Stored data

## BEGIN

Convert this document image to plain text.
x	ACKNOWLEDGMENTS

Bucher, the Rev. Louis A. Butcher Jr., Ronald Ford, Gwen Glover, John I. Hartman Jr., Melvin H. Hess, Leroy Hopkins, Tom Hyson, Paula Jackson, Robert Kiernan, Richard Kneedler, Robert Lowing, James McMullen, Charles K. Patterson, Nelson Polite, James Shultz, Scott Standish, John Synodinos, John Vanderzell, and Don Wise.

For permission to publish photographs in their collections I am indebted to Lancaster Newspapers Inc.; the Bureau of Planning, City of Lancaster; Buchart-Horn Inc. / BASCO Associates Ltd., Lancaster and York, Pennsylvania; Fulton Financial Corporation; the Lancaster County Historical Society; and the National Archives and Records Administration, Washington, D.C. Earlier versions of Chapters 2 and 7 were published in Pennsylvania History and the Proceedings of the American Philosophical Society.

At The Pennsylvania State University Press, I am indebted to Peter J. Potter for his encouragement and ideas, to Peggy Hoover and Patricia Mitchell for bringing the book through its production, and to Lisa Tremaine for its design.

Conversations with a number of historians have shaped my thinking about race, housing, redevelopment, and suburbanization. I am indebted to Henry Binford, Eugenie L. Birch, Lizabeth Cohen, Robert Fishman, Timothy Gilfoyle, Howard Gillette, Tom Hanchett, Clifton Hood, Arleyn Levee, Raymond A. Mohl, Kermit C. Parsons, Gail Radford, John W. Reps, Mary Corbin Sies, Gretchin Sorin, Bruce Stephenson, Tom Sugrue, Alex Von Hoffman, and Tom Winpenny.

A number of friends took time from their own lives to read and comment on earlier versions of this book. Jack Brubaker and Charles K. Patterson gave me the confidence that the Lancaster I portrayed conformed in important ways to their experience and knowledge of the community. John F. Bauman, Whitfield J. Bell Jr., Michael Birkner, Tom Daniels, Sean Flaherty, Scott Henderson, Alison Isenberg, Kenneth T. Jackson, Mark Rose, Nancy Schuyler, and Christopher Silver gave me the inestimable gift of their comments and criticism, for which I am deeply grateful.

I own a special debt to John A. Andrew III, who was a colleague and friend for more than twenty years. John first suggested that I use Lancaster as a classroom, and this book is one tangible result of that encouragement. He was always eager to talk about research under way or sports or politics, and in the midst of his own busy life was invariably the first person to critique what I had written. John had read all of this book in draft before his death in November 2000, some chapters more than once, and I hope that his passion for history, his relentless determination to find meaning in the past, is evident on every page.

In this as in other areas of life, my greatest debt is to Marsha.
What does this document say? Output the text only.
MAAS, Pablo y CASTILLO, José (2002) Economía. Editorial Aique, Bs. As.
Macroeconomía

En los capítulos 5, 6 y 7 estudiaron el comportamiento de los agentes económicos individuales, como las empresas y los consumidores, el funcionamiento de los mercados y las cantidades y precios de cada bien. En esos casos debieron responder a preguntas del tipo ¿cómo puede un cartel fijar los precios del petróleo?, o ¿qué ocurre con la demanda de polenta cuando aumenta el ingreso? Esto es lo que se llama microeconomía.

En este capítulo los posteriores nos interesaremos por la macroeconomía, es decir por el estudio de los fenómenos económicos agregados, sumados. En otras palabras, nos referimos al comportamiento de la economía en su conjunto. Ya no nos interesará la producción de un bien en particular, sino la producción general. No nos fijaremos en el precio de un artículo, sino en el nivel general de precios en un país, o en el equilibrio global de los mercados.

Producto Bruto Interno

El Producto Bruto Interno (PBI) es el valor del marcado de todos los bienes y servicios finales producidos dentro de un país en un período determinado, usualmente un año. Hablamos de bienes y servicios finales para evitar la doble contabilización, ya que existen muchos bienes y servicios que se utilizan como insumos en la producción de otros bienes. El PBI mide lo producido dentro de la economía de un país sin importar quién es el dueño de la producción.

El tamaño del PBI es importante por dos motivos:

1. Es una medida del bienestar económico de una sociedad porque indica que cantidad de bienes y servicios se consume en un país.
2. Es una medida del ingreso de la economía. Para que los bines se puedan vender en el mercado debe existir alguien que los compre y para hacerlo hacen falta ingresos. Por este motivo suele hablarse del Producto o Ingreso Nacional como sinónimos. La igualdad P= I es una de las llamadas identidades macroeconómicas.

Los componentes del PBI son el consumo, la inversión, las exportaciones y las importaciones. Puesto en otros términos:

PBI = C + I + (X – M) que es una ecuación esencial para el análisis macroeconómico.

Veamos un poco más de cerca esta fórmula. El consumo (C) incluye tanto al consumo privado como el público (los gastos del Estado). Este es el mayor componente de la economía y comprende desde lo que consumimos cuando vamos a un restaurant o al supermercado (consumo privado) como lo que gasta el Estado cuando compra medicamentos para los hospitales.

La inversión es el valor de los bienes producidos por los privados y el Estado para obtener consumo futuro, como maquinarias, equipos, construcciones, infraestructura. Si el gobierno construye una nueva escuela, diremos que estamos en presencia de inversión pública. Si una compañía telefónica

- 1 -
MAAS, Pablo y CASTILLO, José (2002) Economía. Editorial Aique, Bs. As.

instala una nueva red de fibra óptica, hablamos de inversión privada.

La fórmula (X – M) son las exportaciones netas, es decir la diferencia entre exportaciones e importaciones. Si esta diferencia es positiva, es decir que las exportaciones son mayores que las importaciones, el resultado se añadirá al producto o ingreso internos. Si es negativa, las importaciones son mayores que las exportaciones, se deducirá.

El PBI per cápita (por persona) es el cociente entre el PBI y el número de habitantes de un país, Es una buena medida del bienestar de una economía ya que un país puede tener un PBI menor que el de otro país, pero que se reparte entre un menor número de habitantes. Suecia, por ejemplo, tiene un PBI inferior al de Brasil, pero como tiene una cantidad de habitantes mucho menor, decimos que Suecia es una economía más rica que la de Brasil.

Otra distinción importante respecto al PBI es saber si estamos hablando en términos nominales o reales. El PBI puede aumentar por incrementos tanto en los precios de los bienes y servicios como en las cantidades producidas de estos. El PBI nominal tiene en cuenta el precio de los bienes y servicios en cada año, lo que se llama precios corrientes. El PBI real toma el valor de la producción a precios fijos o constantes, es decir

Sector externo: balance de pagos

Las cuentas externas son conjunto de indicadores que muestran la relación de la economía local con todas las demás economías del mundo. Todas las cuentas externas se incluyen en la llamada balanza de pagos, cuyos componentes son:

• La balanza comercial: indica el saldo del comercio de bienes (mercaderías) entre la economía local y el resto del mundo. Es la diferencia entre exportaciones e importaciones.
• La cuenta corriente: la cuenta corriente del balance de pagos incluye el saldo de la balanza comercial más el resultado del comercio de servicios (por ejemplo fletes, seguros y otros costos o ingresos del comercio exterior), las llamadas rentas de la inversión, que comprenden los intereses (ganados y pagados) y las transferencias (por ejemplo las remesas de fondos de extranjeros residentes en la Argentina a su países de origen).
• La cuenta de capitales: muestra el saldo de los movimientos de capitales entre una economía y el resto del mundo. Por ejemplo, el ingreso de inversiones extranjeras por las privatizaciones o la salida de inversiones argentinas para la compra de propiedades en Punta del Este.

## END

● **PROMPT**: Search the lines for "document". Copy each line that has it.

● **COMPLETE RESPONSE**:
Convert this document image to plain text.
What does this document say? Output the text only.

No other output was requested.